(Extracted data entries)
————

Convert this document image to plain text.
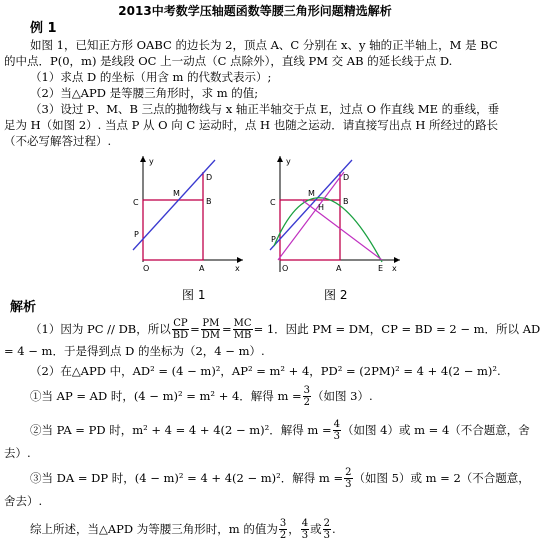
2013中考数学压轴题函数等腰三角形问题精选解析
例 1
如图 1，已知正方形 OABC 的边长为 2，顶点 A、C 分别在 x、y 轴的正半轴上，M 是 BC
的中点．P(0，m) 是线段 OC 上一动点（C 点除外），直线 PM 交 AB 的延长线于点 D.
（1）求点 D 的坐标（用含 m 的代数式表示）;
（2）当△APD 是等腰三角形时，求 m 的值;
（3）设过 P、M、B 三点的抛物线与 x 轴正半轴交于点 E，过点 O 作直线 ME 的垂线，垂
足为 H（如图 2）. 当点 P 从 O 向 C 运动时，点 H 也随之运动．请直接写出点 H 所经过的路长
（不必写解答过程）.
y
x
C
P
O	A
B
M
D
y
x
C
P
O	A
B
M
H
D
E
图 1	图 2
解析
（1）因为 PC // DB，所以 $\frac{CP}{BD} = \frac{PM}{DM} = \frac{MC}{MB} = 1$ ．因此 PM = DM，CP = BD = 2 − m．所以 AD
= 4 − m．于是得到点 D 的坐标为（2，4 − m）.
（2）在△APD 中，AD² = (4 − m)²，AP² = m² + 4，PD² = (2PM)² = 4 + 4(2 − m)².
①当 AP = AD 时，(4 − m)² = m² + 4．解得 $m = \frac{3}{2}$ （如图 3）.
②当 PA = PD 时，m² + 4 = 4 + 4(2 − m)²．解得 $m = \frac{4}{3}$ （如图 4）或 m = 4（不合题意，舍
去）.
③当 DA = DP 时，(4 − m)² = 4 + 4(2 − m)²．解得 $m = \frac{2}{3}$ （如图 5）或 m = 2（不合题意，
舍去）.
综上所述，当△APD 为等腰三角形时，m 的值为 $\frac{3}{2}$ ， $\frac{4}{3}$ 或 $\frac{2}{3}$ .
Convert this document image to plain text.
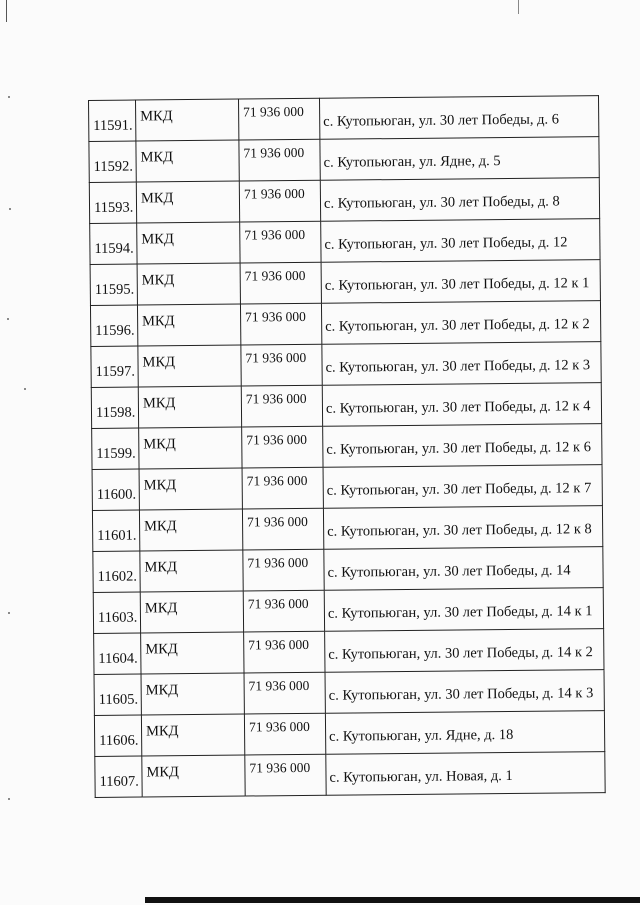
11591.	МКД	71 936 000	с. Кутопьюган, ул. 30 лет Победы, д. 6

11592.	МКД	71 936 000	с. Кутопьюган, ул. Ядне, д. 5

11593.	МКД	71 936 000	с. Кутопьюган, ул. 30 лет Победы, д. 8

11594.	МКД	71 936 000	с. Кутопьюган, ул. 30 лет Победы, д. 12

11595.	МКД	71 936 000	с. Кутопьюган, ул. 30 лет Победы, д. 12 к 1

11596.	МКД	71 936 000	с. Кутопьюган, ул. 30 лет Победы, д. 12 к 2

11597.	МКД	71 936 000	с. Кутопьюган, ул. 30 лет Победы, д. 12 к 3

11598.	МКД	71 936 000	с. Кутопьюган, ул. 30 лет Победы, д. 12 к 4

11599.	МКД	71 936 000	с. Кутопьюган, ул. 30 лет Победы, д. 12 к 6

11600.	МКД	71 936 000	с. Кутопьюган, ул. 30 лет Победы, д. 12 к 7

11601.	МКД	71 936 000	с. Кутопьюган, ул. 30 лет Победы, д. 12 к 8

11602.	МКД	71 936 000	с. Кутопьюган, ул. 30 лет Победы, д. 14

11603.	МКД	71 936 000	с. Кутопьюган, ул. 30 лет Победы, д. 14 к 1

11604.	МКД	71 936 000	с. Кутопьюган, ул. 30 лет Победы, д. 14 к 2

11605.	МКД	71 936 000	с. Кутопьюган, ул. 30 лет Победы, д. 14 к 3

11606.	МКД	71 936 000	с. Кутопьюган, ул. Ядне, д. 18

11607.	МКД	71 936 000	с. Кутопьюган, ул. Новая, д. 1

————

> _What to do_
Pick each line holding the word "Ядне" out of the listing.

> _Expected answer_
11592.	МКД	71 936 000	с. Кутопьюган, ул. Ядне, д. 5
11606.	МКД	71 936 000	с. Кутопьюган, ул. Ядне, д. 18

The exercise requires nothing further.